**Task description:**
In the records below, find each line with the word "guidata" and copy it.

**Supplied data:**
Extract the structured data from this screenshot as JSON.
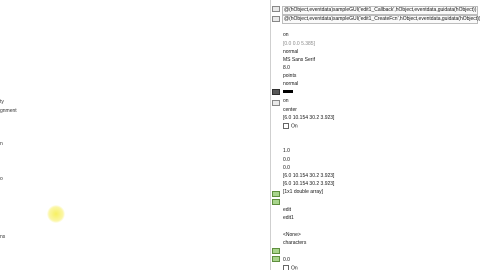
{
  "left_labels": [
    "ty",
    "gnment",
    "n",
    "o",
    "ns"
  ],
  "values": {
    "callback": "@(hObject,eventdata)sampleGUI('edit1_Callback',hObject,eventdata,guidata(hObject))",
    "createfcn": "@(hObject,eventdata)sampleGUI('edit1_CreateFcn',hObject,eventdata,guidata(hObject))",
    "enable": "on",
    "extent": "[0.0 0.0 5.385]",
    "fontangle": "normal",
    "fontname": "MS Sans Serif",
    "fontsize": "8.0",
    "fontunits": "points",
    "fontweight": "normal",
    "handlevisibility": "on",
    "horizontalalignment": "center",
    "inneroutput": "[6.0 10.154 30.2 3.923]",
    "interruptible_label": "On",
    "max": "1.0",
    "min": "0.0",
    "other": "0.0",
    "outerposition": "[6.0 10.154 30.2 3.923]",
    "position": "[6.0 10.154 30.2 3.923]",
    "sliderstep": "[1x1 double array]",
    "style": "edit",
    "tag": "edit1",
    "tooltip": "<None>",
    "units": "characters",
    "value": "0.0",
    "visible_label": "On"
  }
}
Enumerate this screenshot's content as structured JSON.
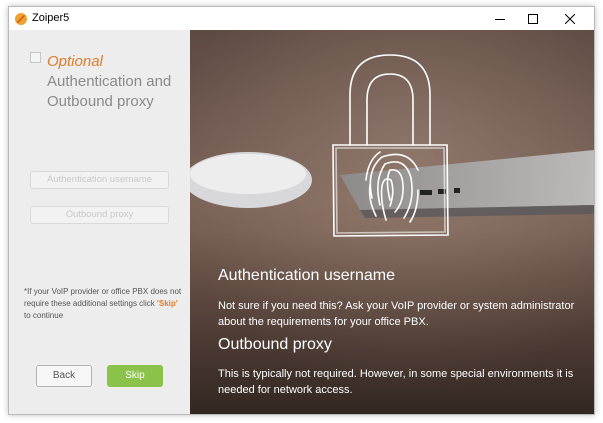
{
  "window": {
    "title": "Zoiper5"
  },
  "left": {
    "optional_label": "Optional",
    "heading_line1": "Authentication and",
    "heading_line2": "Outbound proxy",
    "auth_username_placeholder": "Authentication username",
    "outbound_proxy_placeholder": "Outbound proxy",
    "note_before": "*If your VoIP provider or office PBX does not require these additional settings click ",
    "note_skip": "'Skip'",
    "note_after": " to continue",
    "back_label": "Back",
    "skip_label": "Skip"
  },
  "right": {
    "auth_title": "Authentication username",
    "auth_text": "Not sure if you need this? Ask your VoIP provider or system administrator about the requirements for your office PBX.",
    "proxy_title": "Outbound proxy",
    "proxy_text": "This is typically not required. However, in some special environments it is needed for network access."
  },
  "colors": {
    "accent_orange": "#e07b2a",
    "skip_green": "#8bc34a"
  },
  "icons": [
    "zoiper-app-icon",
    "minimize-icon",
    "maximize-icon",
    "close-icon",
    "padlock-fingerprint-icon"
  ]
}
* * *
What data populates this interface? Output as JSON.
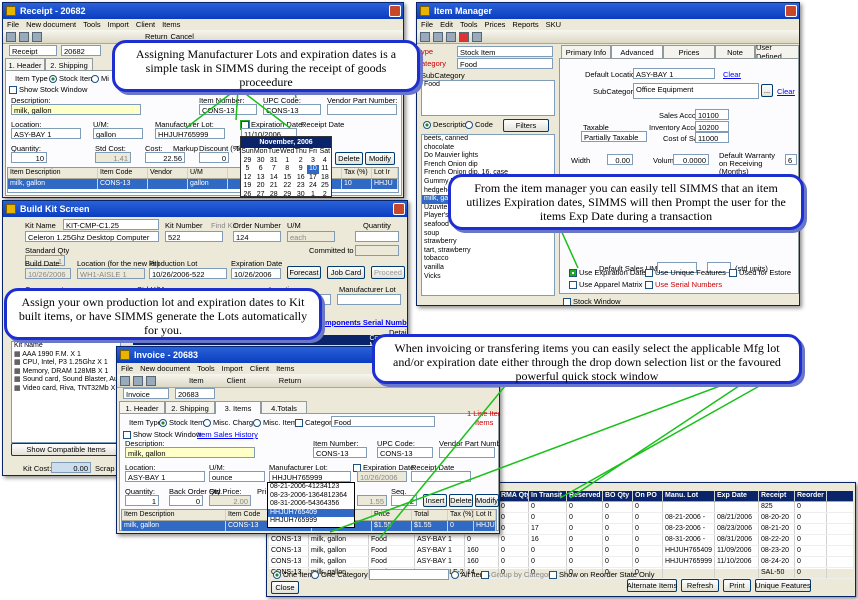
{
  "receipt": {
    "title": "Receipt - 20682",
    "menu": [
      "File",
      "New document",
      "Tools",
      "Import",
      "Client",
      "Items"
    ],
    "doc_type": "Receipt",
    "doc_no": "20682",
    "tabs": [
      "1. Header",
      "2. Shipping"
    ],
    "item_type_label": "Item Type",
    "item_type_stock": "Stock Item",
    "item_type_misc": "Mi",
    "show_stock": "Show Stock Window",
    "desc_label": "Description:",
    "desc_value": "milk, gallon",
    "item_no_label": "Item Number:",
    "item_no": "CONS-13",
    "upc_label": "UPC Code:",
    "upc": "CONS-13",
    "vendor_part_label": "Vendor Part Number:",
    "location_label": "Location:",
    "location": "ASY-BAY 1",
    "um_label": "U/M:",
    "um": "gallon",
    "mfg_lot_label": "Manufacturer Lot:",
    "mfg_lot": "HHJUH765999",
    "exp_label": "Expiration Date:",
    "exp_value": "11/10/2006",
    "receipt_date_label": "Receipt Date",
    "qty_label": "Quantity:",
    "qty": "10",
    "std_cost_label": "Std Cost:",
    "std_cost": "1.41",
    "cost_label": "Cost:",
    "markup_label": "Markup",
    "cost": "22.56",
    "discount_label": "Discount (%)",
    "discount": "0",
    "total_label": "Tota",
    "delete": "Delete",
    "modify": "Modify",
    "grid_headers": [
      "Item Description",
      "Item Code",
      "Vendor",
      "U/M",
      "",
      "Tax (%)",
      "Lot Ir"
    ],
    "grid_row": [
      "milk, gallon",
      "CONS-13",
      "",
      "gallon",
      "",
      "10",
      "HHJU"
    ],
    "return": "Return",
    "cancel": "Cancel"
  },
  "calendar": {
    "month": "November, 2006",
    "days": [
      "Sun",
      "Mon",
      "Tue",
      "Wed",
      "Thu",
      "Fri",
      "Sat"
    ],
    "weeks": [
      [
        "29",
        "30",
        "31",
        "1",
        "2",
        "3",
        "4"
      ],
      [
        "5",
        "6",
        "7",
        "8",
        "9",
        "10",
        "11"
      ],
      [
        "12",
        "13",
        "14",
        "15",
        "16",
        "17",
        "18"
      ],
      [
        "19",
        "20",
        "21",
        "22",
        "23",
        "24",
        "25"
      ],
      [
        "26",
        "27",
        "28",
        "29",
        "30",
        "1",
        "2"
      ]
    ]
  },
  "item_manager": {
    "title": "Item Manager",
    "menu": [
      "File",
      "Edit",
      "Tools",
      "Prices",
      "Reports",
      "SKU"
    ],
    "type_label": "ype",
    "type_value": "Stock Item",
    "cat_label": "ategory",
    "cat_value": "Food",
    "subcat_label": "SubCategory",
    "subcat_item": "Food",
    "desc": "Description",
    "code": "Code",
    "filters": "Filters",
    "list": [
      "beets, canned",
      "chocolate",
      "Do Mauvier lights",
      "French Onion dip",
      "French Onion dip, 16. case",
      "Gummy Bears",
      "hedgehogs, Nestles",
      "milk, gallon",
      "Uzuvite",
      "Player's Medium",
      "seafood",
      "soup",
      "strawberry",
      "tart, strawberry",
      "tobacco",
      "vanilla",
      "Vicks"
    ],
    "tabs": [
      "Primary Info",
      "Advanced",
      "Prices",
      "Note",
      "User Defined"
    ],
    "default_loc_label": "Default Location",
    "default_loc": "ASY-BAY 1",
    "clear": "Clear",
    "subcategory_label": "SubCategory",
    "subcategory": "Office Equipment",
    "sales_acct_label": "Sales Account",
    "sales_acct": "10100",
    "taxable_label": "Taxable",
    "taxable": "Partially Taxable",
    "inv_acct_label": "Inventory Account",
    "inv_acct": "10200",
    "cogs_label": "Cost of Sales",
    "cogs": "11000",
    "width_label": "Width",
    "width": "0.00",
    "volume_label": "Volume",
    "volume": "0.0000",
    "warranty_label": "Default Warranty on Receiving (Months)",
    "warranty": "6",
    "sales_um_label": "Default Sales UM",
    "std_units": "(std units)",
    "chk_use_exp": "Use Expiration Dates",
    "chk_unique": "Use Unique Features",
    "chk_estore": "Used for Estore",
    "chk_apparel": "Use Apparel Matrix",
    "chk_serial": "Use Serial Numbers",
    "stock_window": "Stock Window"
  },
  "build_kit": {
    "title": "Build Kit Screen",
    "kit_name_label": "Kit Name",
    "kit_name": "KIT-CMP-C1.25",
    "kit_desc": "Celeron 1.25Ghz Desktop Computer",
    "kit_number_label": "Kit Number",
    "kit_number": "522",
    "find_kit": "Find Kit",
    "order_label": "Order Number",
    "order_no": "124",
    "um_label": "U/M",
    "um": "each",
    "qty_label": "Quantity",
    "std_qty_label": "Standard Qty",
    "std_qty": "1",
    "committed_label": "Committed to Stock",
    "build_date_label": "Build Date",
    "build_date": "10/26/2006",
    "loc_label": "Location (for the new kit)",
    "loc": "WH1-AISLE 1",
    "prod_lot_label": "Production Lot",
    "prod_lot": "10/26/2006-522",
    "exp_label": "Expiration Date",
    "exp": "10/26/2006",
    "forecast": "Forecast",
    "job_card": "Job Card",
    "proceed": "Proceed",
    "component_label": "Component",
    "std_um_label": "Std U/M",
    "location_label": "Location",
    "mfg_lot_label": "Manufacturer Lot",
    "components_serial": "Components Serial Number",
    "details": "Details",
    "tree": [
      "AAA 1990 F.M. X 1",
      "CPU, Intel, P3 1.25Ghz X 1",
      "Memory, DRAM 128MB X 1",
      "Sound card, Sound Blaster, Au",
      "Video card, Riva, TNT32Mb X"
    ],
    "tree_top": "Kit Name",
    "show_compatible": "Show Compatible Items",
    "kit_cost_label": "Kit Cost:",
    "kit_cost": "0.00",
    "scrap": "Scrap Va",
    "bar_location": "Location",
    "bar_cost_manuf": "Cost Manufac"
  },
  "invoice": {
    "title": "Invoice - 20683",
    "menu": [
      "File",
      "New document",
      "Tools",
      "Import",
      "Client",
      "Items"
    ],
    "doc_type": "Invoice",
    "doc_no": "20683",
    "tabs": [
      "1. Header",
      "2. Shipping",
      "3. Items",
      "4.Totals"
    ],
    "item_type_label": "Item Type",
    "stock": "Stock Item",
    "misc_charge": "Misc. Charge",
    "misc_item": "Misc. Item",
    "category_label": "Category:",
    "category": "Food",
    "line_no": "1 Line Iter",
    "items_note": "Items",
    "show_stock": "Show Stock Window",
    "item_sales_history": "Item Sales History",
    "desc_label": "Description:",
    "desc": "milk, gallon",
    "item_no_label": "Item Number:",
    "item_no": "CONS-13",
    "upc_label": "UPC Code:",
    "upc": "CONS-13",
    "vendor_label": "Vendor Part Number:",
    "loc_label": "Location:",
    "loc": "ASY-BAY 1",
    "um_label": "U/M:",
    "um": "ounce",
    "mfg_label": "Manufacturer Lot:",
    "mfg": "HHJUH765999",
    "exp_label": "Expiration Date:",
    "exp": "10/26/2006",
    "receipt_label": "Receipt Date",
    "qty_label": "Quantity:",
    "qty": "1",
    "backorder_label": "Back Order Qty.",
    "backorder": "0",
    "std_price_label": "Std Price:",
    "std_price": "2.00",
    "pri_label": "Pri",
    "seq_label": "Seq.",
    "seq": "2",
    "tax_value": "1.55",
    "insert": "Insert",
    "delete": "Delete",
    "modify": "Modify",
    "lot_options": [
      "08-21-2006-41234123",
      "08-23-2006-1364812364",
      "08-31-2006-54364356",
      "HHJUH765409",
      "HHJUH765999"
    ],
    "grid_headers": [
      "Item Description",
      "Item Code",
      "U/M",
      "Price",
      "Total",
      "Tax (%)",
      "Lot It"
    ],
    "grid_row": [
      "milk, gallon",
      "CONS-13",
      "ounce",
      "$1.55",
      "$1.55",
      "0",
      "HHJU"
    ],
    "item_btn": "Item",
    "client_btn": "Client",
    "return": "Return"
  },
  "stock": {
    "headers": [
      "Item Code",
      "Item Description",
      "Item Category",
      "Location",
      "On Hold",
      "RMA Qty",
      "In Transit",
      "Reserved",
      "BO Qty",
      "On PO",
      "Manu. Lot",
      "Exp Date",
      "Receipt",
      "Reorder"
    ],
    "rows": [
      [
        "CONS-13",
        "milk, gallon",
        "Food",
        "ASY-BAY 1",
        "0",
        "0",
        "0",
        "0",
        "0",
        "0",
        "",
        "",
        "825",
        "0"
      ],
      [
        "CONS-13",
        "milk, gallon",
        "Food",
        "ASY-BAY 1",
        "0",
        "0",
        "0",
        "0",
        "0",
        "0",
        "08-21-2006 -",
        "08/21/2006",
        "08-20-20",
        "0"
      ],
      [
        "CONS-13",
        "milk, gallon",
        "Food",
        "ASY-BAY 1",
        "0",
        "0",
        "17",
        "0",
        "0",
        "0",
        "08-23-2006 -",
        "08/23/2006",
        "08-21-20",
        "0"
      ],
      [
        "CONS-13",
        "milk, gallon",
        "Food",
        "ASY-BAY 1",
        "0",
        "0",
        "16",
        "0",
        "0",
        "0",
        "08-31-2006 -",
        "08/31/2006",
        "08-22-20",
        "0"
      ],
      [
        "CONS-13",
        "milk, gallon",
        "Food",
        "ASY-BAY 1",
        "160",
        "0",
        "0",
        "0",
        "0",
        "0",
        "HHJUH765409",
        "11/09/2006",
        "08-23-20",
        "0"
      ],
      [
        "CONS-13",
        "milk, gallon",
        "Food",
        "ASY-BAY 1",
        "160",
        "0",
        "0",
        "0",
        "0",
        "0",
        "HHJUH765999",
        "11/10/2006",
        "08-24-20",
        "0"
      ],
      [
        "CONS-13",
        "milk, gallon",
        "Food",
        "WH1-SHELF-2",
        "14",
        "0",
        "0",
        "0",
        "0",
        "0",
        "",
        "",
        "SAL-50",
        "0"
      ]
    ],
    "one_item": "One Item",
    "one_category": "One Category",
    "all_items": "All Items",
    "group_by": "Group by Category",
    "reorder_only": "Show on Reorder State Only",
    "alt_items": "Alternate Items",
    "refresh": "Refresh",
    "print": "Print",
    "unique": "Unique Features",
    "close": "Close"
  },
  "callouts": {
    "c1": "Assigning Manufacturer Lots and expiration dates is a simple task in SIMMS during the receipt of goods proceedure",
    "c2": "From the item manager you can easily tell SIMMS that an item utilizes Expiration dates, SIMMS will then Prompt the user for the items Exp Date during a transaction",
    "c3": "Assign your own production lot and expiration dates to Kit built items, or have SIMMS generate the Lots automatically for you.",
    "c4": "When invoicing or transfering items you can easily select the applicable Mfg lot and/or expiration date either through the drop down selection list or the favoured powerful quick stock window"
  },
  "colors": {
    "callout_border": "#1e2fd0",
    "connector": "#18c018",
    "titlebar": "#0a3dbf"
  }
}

**Task result:**
    "callback": "@(hObject,eventdata)sampleGUI('edit1_Callback',hObject,eventdata,guidata(hObject))",
    "createfcn": "@(hObject,eventdata)sampleGUI('edit1_CreateFcn',hObject,eventdata,guidata(hObject))",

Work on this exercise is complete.